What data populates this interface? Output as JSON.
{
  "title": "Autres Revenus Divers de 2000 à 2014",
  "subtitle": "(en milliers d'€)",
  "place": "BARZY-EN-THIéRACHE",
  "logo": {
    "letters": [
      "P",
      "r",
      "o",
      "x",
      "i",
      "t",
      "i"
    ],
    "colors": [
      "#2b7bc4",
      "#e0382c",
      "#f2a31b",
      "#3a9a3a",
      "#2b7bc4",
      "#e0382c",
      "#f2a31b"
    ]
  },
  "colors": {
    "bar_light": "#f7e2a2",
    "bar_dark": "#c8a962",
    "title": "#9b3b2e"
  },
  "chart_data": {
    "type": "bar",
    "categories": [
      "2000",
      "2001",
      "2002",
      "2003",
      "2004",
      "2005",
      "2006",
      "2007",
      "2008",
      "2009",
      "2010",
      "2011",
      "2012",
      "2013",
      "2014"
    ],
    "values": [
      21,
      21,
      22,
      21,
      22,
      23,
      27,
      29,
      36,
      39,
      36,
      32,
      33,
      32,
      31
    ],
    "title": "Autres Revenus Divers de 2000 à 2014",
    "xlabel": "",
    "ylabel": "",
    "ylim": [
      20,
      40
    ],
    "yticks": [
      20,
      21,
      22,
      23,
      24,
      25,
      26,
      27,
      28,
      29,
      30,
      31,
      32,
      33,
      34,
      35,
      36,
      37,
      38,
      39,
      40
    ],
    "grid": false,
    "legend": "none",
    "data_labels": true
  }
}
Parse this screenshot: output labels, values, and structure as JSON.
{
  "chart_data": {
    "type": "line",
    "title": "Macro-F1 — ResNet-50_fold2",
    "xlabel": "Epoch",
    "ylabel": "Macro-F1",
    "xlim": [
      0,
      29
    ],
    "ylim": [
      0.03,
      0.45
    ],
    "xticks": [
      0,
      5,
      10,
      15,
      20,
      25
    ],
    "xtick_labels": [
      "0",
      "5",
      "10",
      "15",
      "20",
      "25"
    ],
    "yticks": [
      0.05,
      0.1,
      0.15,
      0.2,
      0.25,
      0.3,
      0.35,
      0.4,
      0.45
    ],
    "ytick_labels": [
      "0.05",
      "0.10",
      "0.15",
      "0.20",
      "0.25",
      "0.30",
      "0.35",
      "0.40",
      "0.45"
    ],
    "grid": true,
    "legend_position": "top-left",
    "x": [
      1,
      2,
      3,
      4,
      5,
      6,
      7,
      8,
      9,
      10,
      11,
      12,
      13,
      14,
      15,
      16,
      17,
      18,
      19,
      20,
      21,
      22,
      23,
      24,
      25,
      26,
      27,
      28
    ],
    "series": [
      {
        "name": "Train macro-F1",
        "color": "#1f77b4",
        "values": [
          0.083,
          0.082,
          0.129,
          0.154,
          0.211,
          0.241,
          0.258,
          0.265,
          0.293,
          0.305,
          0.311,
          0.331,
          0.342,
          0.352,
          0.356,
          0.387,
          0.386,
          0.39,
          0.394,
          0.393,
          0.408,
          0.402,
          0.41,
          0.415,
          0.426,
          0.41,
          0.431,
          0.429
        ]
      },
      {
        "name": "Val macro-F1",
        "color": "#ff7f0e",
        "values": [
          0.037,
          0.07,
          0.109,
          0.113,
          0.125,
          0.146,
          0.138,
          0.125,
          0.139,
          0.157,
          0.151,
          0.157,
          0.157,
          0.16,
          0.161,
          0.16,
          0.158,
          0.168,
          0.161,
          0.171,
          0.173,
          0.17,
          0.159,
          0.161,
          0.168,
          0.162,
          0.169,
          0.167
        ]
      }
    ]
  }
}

==

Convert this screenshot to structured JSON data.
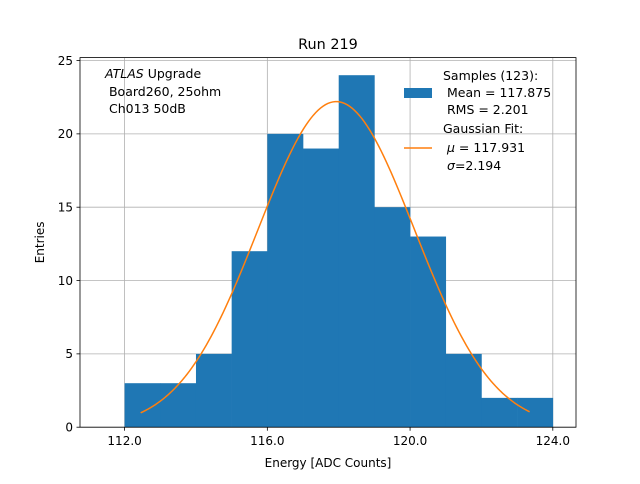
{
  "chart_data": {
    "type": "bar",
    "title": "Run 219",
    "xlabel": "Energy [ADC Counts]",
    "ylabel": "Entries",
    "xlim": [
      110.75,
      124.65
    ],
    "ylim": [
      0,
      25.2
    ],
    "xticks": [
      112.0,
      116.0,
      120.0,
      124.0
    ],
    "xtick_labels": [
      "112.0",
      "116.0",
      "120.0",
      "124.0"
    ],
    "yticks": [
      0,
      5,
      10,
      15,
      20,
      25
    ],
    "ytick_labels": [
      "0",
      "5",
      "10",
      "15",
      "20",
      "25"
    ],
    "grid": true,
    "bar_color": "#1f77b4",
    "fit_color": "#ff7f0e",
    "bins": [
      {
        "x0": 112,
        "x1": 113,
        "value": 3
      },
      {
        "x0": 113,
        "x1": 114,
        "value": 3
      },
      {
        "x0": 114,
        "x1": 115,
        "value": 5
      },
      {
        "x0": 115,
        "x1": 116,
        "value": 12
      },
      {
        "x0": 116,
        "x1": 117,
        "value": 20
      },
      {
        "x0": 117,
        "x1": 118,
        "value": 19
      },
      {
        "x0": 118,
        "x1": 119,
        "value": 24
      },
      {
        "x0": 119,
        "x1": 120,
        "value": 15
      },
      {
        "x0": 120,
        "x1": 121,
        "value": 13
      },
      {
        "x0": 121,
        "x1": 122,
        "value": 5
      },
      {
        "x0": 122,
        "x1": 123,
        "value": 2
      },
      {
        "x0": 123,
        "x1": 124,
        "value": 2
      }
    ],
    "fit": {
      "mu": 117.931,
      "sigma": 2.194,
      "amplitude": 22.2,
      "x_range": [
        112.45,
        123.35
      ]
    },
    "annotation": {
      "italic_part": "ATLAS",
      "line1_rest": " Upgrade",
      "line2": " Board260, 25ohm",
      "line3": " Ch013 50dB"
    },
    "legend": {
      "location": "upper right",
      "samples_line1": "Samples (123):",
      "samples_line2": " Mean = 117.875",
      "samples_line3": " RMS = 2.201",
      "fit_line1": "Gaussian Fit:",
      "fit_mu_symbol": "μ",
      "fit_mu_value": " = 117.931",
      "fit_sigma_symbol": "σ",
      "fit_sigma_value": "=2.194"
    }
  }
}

* _Given instruction_: Among the lines of the listing, how many hold the string "Revenus"? Respond with only the number.

* _Task answer_: 2